OBJECTIVE | Copy all lines below containing "name".

RECORD SET |
==============================
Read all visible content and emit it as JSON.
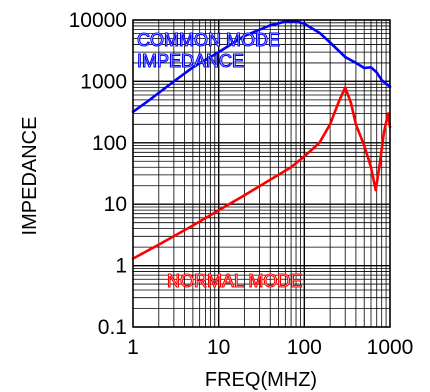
{
  "chart_data": {
    "type": "line",
    "xlabel": "FREQ(MHZ)",
    "ylabel": "IMPEDANCE",
    "xscale": "log",
    "yscale": "log",
    "xlim": [
      1,
      1000
    ],
    "ylim": [
      0.1,
      10000
    ],
    "grid": true,
    "x_ticks": [
      {
        "value": 1,
        "label": "1"
      },
      {
        "value": 10,
        "label": "10"
      },
      {
        "value": 100,
        "label": "100"
      },
      {
        "value": 1000,
        "label": "1000"
      }
    ],
    "y_ticks": [
      {
        "value": 0.1,
        "label": "0.1"
      },
      {
        "value": 1,
        "label": "1"
      },
      {
        "value": 10,
        "label": "10"
      },
      {
        "value": 100,
        "label": "100"
      },
      {
        "value": 1000,
        "label": "1000"
      },
      {
        "value": 10000,
        "label": "10000"
      }
    ],
    "series": [
      {
        "label_lines": [
          "COMMON MODE",
          "IMPEDANCE"
        ],
        "color": "#0000ff",
        "points": [
          [
            1,
            320
          ],
          [
            1.5,
            480
          ],
          [
            2,
            650
          ],
          [
            3,
            1000
          ],
          [
            5,
            1700
          ],
          [
            10,
            3000
          ],
          [
            20,
            5500
          ],
          [
            40,
            8200
          ],
          [
            60,
            9400
          ],
          [
            80,
            9500
          ],
          [
            100,
            8700
          ],
          [
            150,
            6200
          ],
          [
            200,
            4300
          ],
          [
            300,
            2500
          ],
          [
            400,
            2000
          ],
          [
            500,
            1650
          ],
          [
            600,
            1700
          ],
          [
            700,
            1400
          ],
          [
            800,
            1050
          ],
          [
            1000,
            820
          ]
        ]
      },
      {
        "label_lines": [
          "NORMAL MODE"
        ],
        "color": "#ff0000",
        "points": [
          [
            1,
            1.3
          ],
          [
            2,
            2.2
          ],
          [
            5,
            4.5
          ],
          [
            10,
            8
          ],
          [
            20,
            14
          ],
          [
            40,
            25
          ],
          [
            70,
            40
          ],
          [
            100,
            60
          ],
          [
            150,
            100
          ],
          [
            200,
            200
          ],
          [
            250,
            450
          ],
          [
            300,
            800
          ],
          [
            350,
            450
          ],
          [
            400,
            200
          ],
          [
            500,
            90
          ],
          [
            600,
            40
          ],
          [
            680,
            17
          ],
          [
            750,
            40
          ],
          [
            850,
            150
          ],
          [
            950,
            300
          ],
          [
            1000,
            180
          ]
        ]
      }
    ]
  }
}
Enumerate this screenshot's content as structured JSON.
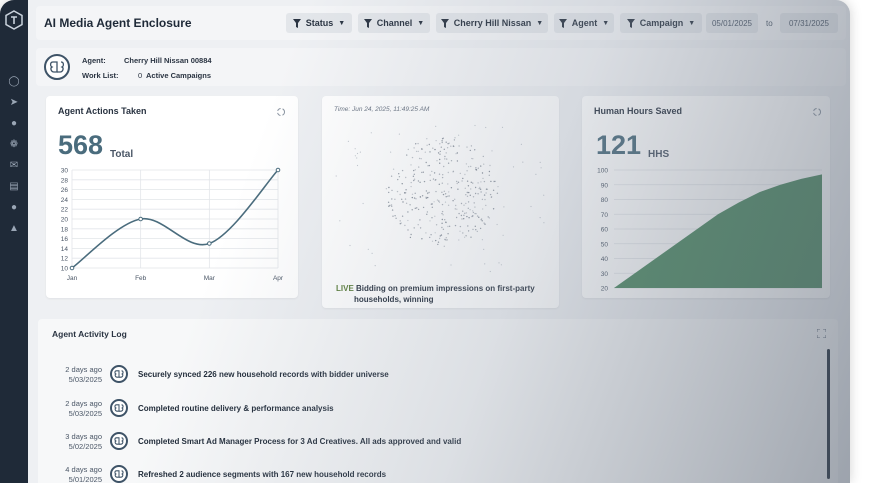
{
  "header": {
    "title": "AI Media Agent Enclosure",
    "filters": [
      "Status",
      "Channel",
      "Cherry Hill Nissan",
      "Agent",
      "Campaign"
    ],
    "date_from": "05/01/2025",
    "date_to_label": "to",
    "date_to": "07/31/2025"
  },
  "agent_info": {
    "agent_label": "Agent:",
    "agent_value": "Cherry Hill Nissan 00884",
    "worklist_label": "Work List:",
    "worklist_count": "0",
    "worklist_value": "Active Campaigns"
  },
  "actions_card": {
    "title": "Agent Actions Taken",
    "total": "568",
    "unit": "Total",
    "y_ticks": [
      "30",
      "28",
      "26",
      "24",
      "22",
      "20",
      "18",
      "16",
      "14",
      "12",
      "10"
    ],
    "x_ticks": [
      "Jan",
      "Feb",
      "Mar",
      "Apr"
    ]
  },
  "live_card": {
    "time_text": "Time: Jun 24, 2025, 11:49:25 AM",
    "live_tag": "LIVE",
    "message_line1": "Bidding on premium impressions on first-party",
    "message_line2": "households, winning"
  },
  "hours_card": {
    "title": "Human Hours Saved",
    "total": "121",
    "unit": "HHS",
    "y_ticks": [
      "100",
      "90",
      "80",
      "70",
      "60",
      "50",
      "40",
      "30",
      "20"
    ]
  },
  "activity_log": {
    "title": "Agent Activity Log",
    "entries": [
      {
        "ago": "2 days ago",
        "date": "5/03/2025",
        "text": "Securely synced 226 new household records with bidder universe"
      },
      {
        "ago": "2 days ago",
        "date": "5/03/2025",
        "text": "Completed routine delivery & performance analysis"
      },
      {
        "ago": "3 days ago",
        "date": "5/02/2025",
        "text": "Completed Smart Ad Manager Process for 3 Ad Creatives. All ads approved and valid"
      },
      {
        "ago": "4 days ago",
        "date": "5/01/2025",
        "text": "Refreshed 2 audience segments with 167 new household records"
      }
    ]
  },
  "chart_data": [
    {
      "type": "line",
      "title": "Agent Actions Taken",
      "categories": [
        "Jan",
        "Feb",
        "Mar",
        "Apr"
      ],
      "values": [
        10,
        20,
        15,
        30
      ],
      "ylim": [
        10,
        30
      ],
      "grid": true
    },
    {
      "type": "area",
      "title": "Human Hours Saved",
      "values": [
        20,
        30,
        40,
        50,
        60,
        70,
        78,
        85,
        90,
        94,
        97
      ],
      "ylim": [
        20,
        100
      ],
      "grid": true,
      "color": "#4e8a63"
    }
  ],
  "colors": {
    "sidebar": "#1f2a38",
    "accent": "#4a6c7d",
    "area_fill": "#4e8a63",
    "live": "#5a7d3a"
  }
}
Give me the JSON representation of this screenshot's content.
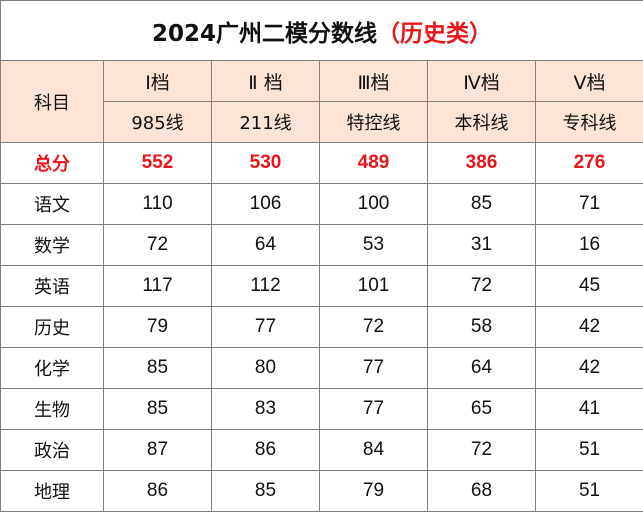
{
  "title": {
    "main": "2024广州二模分数线",
    "highlight": "（历史类）"
  },
  "subject_header": "科目",
  "levels": [
    {
      "tier": "I档",
      "line": "985线"
    },
    {
      "tier": "Ⅱ 档",
      "line": "211线"
    },
    {
      "tier": "Ⅲ档",
      "line": "特控线"
    },
    {
      "tier": "Ⅳ档",
      "line": "本科线"
    },
    {
      "tier": "Ⅴ档",
      "line": "专科线"
    }
  ],
  "total": {
    "label": "总分",
    "values": [
      "552",
      "530",
      "489",
      "386",
      "276"
    ]
  },
  "subjects": [
    {
      "name": "语文",
      "values": [
        "110",
        "106",
        "100",
        "85",
        "71"
      ]
    },
    {
      "name": "数学",
      "values": [
        "72",
        "64",
        "53",
        "31",
        "16"
      ]
    },
    {
      "name": "英语",
      "values": [
        "117",
        "112",
        "101",
        "72",
        "45"
      ]
    },
    {
      "name": "历史",
      "values": [
        "79",
        "77",
        "72",
        "58",
        "42"
      ]
    },
    {
      "name": "化学",
      "values": [
        "85",
        "80",
        "77",
        "64",
        "42"
      ]
    },
    {
      "name": "生物",
      "values": [
        "85",
        "83",
        "77",
        "65",
        "41"
      ]
    },
    {
      "name": "政治",
      "values": [
        "87",
        "86",
        "84",
        "72",
        "51"
      ]
    },
    {
      "name": "地理",
      "values": [
        "86",
        "85",
        "79",
        "68",
        "51"
      ]
    }
  ],
  "colors": {
    "header_bg": "#fbe3d6",
    "accent_red": "#e8151b",
    "border": "#808080"
  }
}
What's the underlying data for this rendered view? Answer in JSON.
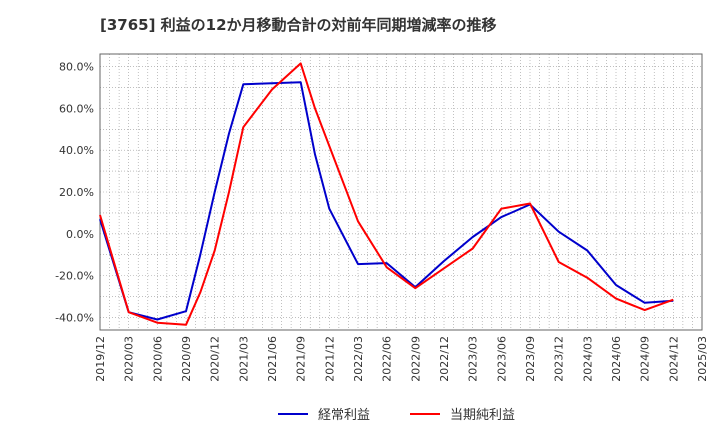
{
  "chart_data": {
    "type": "line",
    "title": "[3765]  利益の12か月移動合計の対前年同期増減率の推移",
    "xlabel": "",
    "ylabel": "",
    "ylim": [
      -46,
      86
    ],
    "yticks": [
      -40,
      -20,
      0,
      20,
      40,
      60,
      80
    ],
    "ytick_labels": [
      "-40.0%",
      "-20.0%",
      "0.0%",
      "20.0%",
      "40.0%",
      "60.0%",
      "80.0%"
    ],
    "x_ticks": [
      "2019/12",
      "2020/03",
      "2020/06",
      "2020/09",
      "2020/12",
      "2021/03",
      "2021/06",
      "2021/09",
      "2021/12",
      "2022/03",
      "2022/06",
      "2022/09",
      "2022/12",
      "2023/03",
      "2023/06",
      "2023/09",
      "2023/12",
      "2024/03",
      "2024/06",
      "2024/09",
      "2024/12",
      "2025/03"
    ],
    "grid": true,
    "legend_position": "bottom-center",
    "series": [
      {
        "name": "経常利益",
        "color": "#0000cc",
        "points": [
          [
            0,
            7.0
          ],
          [
            1,
            -37.5
          ],
          [
            2,
            -41.0
          ],
          [
            3,
            -37.0
          ],
          [
            3.5,
            -10.0
          ],
          [
            4,
            20.0
          ],
          [
            4.5,
            48.0
          ],
          [
            5,
            71.5
          ],
          [
            6,
            72.0
          ],
          [
            7,
            72.5
          ],
          [
            7.5,
            38.0
          ],
          [
            8,
            12.0
          ],
          [
            9,
            -14.5
          ],
          [
            10,
            -14.0
          ],
          [
            11,
            -25.5
          ],
          [
            12,
            -13.0
          ],
          [
            13,
            -1.5
          ],
          [
            14,
            8.0
          ],
          [
            15,
            14.0
          ],
          [
            16,
            1.0
          ],
          [
            17,
            -8.0
          ],
          [
            18,
            -24.5
          ],
          [
            19,
            -33.0
          ],
          [
            20,
            -32.0
          ]
        ]
      },
      {
        "name": "当期純利益",
        "color": "#ff0000",
        "points": [
          [
            0,
            9.0
          ],
          [
            1,
            -37.5
          ],
          [
            2,
            -42.5
          ],
          [
            3,
            -43.5
          ],
          [
            3.5,
            -28.0
          ],
          [
            4,
            -8.0
          ],
          [
            4.5,
            20.0
          ],
          [
            5,
            51.0
          ],
          [
            6,
            69.0
          ],
          [
            7,
            81.5
          ],
          [
            7.5,
            60.0
          ],
          [
            8,
            42.0
          ],
          [
            9,
            6.0
          ],
          [
            10,
            -16.0
          ],
          [
            11,
            -26.0
          ],
          [
            12,
            -16.5
          ],
          [
            13,
            -7.0
          ],
          [
            14,
            12.0
          ],
          [
            15,
            14.5
          ],
          [
            16,
            -13.5
          ],
          [
            17,
            -21.0
          ],
          [
            18,
            -31.0
          ],
          [
            19,
            -36.5
          ],
          [
            20,
            -31.5
          ]
        ]
      }
    ]
  }
}
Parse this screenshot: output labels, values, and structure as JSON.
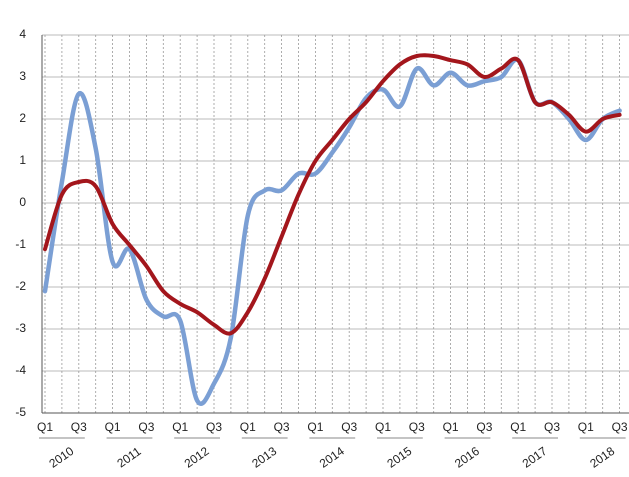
{
  "chart_data": {
    "type": "line",
    "categories": [
      "Q1",
      null,
      "Q3",
      null,
      "Q1",
      null,
      "Q3",
      null,
      "Q1",
      null,
      "Q3",
      null,
      "Q1",
      null,
      "Q3",
      null,
      "Q1",
      null,
      "Q3",
      null,
      "Q1",
      null,
      "Q3",
      null,
      "Q1",
      null,
      "Q3",
      null,
      "Q1",
      null,
      "Q3",
      null,
      "Q1",
      null,
      "Q3"
    ],
    "groups": [
      "2010",
      "2011",
      "2012",
      "2013",
      "2014",
      "2015",
      "2016",
      "2017",
      "2018"
    ],
    "series": [
      {
        "color": "#7b9fd4",
        "values": [
          -2.1,
          0.5,
          2.6,
          1.3,
          -1.4,
          -1.1,
          -2.3,
          -2.7,
          -2.8,
          -4.7,
          -4.3,
          -3.2,
          -0.3,
          0.3,
          0.3,
          0.7,
          0.7,
          1.2,
          1.8,
          2.5,
          2.7,
          2.3,
          3.2,
          2.8,
          3.1,
          2.8,
          2.9,
          3.0,
          3.4,
          2.4,
          2.4,
          2.0,
          1.5,
          2.0,
          2.2
        ]
      },
      {
        "color": "#a3161c",
        "values": [
          -1.1,
          0.2,
          0.5,
          0.4,
          -0.5,
          -1.0,
          -1.5,
          -2.1,
          -2.4,
          -2.6,
          -2.9,
          -3.1,
          -2.6,
          -1.8,
          -0.8,
          0.2,
          1.0,
          1.5,
          2.0,
          2.4,
          2.9,
          3.3,
          3.5,
          3.5,
          3.4,
          3.3,
          3.0,
          3.2,
          3.4,
          2.4,
          2.4,
          2.1,
          1.7,
          2.0,
          2.1
        ]
      }
    ],
    "ylim": [
      -5,
      4
    ],
    "yticks": [
      -5,
      -4,
      -3,
      -2,
      -1,
      0,
      1,
      2,
      3,
      4
    ],
    "grid": true
  }
}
==============================
EXERCISE ANSWER |
      "name": "语文",
      "name": "数学",
      "name": "英语",
      "name": "历史",
      "name": "化学",
      "name": "生物",
      "name": "政治",
      "name": "地理",
        "name": "経常利益",
        "name": "当期純利益",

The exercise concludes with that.